- **PROVIDED DATA**
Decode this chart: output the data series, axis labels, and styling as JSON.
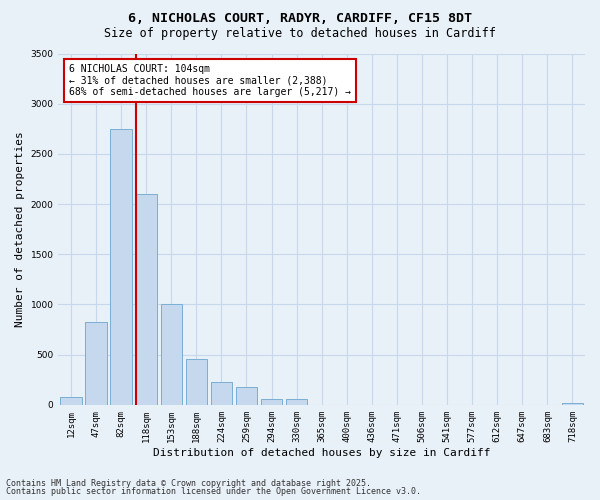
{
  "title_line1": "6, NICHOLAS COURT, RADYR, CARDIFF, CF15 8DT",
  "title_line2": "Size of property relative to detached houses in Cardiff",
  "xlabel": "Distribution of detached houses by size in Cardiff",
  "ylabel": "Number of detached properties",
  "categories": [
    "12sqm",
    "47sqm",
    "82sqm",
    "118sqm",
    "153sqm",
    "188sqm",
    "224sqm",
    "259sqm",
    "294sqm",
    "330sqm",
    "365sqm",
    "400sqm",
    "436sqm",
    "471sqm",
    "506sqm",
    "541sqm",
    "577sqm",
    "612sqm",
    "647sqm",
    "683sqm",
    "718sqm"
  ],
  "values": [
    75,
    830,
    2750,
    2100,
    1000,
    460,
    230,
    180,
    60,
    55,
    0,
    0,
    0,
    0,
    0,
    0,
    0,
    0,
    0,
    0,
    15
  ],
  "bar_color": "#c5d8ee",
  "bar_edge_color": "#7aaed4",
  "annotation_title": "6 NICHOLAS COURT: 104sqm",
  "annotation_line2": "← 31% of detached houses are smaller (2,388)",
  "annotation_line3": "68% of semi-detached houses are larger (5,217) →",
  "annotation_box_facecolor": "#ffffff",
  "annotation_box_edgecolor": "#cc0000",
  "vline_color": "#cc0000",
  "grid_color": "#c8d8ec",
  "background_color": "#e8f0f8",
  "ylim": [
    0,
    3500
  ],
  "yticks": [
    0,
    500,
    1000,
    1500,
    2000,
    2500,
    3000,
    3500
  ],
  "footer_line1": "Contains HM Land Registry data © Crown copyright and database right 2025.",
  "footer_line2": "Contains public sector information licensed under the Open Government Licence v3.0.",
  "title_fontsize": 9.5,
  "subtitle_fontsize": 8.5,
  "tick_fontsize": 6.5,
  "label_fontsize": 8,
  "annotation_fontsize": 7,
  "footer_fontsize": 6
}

- **SHORT TASK**
Write out each entry exactly as given, omitting any picture.

- **EXERCISE ANSWER**
Decode this chart: output the data series, axis labels, and styling as JSON.
{
  "title_line1": "6, NICHOLAS COURT, RADYR, CARDIFF, CF15 8DT",
  "title_line2": "Size of property relative to detached houses in Cardiff",
  "xlabel": "Distribution of detached houses by size in Cardiff",
  "ylabel": "Number of detached properties",
  "categories": [
    "12sqm",
    "47sqm",
    "82sqm",
    "118sqm",
    "153sqm",
    "188sqm",
    "224sqm",
    "259sqm",
    "294sqm",
    "330sqm",
    "365sqm",
    "400sqm",
    "436sqm",
    "471sqm",
    "506sqm",
    "541sqm",
    "577sqm",
    "612sqm",
    "647sqm",
    "683sqm",
    "718sqm"
  ],
  "values": [
    75,
    830,
    2750,
    2100,
    1000,
    460,
    230,
    180,
    60,
    55,
    0,
    0,
    0,
    0,
    0,
    0,
    0,
    0,
    0,
    0,
    15
  ],
  "bar_color": "#c5d8ee",
  "bar_edge_color": "#7aaed4",
  "annotation_title": "6 NICHOLAS COURT: 104sqm",
  "annotation_line2": "← 31% of detached houses are smaller (2,388)",
  "annotation_line3": "68% of semi-detached houses are larger (5,217) →",
  "annotation_box_facecolor": "#ffffff",
  "annotation_box_edgecolor": "#cc0000",
  "vline_color": "#cc0000",
  "grid_color": "#c8d8ec",
  "background_color": "#e8f0f8",
  "ylim": [
    0,
    3500
  ],
  "yticks": [
    0,
    500,
    1000,
    1500,
    2000,
    2500,
    3000,
    3500
  ],
  "footer_line1": "Contains HM Land Registry data © Crown copyright and database right 2025.",
  "footer_line2": "Contains public sector information licensed under the Open Government Licence v3.0.",
  "title_fontsize": 9.5,
  "subtitle_fontsize": 8.5,
  "tick_fontsize": 6.5,
  "label_fontsize": 8,
  "annotation_fontsize": 7,
  "footer_fontsize": 6
}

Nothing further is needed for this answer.